%%

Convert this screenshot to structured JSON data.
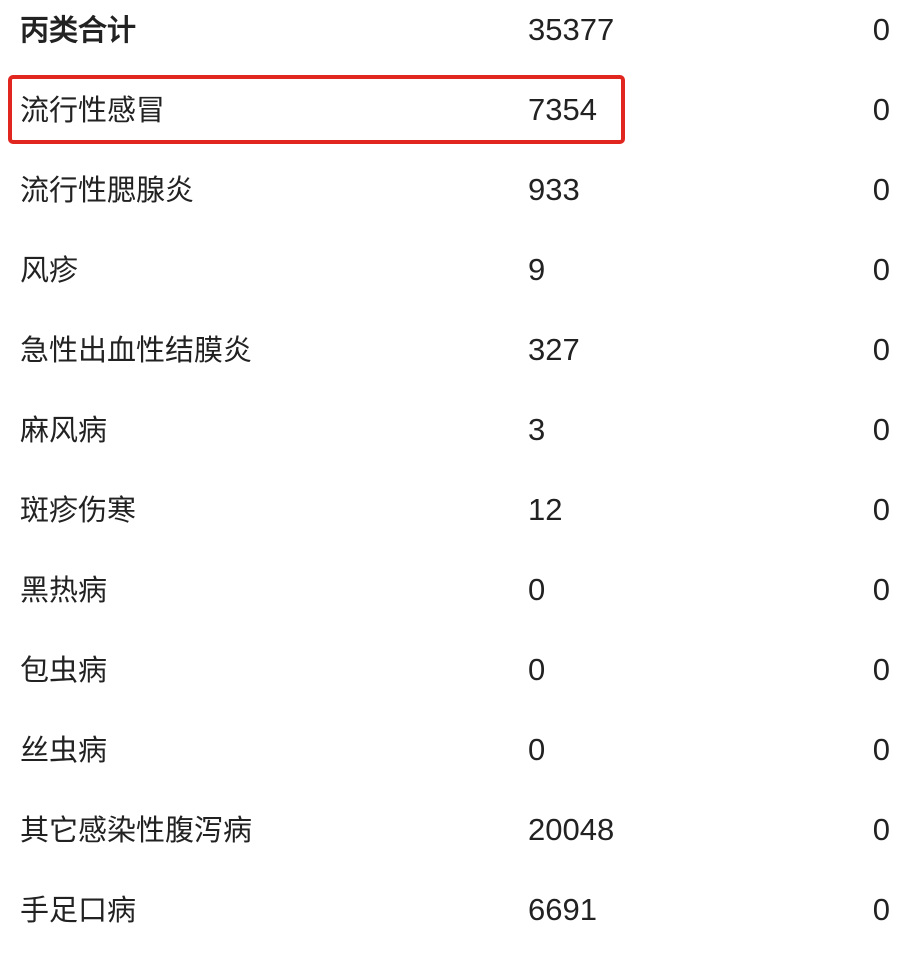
{
  "highlight_color": "#e0261f",
  "rows": [
    {
      "name": "丙类合计",
      "value": "35377",
      "extra": "0"
    },
    {
      "name": "流行性感冒",
      "value": "7354",
      "extra": "0"
    },
    {
      "name": "流行性腮腺炎",
      "value": "933",
      "extra": "0"
    },
    {
      "name": "风疹",
      "value": "9",
      "extra": "0"
    },
    {
      "name": "急性出血性结膜炎",
      "value": "327",
      "extra": "0"
    },
    {
      "name": "麻风病",
      "value": "3",
      "extra": "0"
    },
    {
      "name": "斑疹伤寒",
      "value": "12",
      "extra": "0"
    },
    {
      "name": "黑热病",
      "value": "0",
      "extra": "0"
    },
    {
      "name": "包虫病",
      "value": "0",
      "extra": "0"
    },
    {
      "name": "丝虫病",
      "value": "0",
      "extra": "0"
    },
    {
      "name": "其它感染性腹泻病",
      "value": "20048",
      "extra": "0"
    },
    {
      "name": "手足口病",
      "value": "6691",
      "extra": "0"
    }
  ]
}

%%

**Task requirements:** In the listing, find each line with the string "name" and copy it.

**Response:**
      "name": "丙类合计",
      "name": "流行性感冒",
      "name": "流行性腮腺炎",
      "name": "风疹",
      "name": "急性出血性结膜炎",
      "name": "麻风病",
      "name": "斑疹伤寒",
      "name": "黑热病",
      "name": "包虫病",
      "name": "丝虫病",
      "name": "其它感染性腹泻病",
      "name": "手足口病",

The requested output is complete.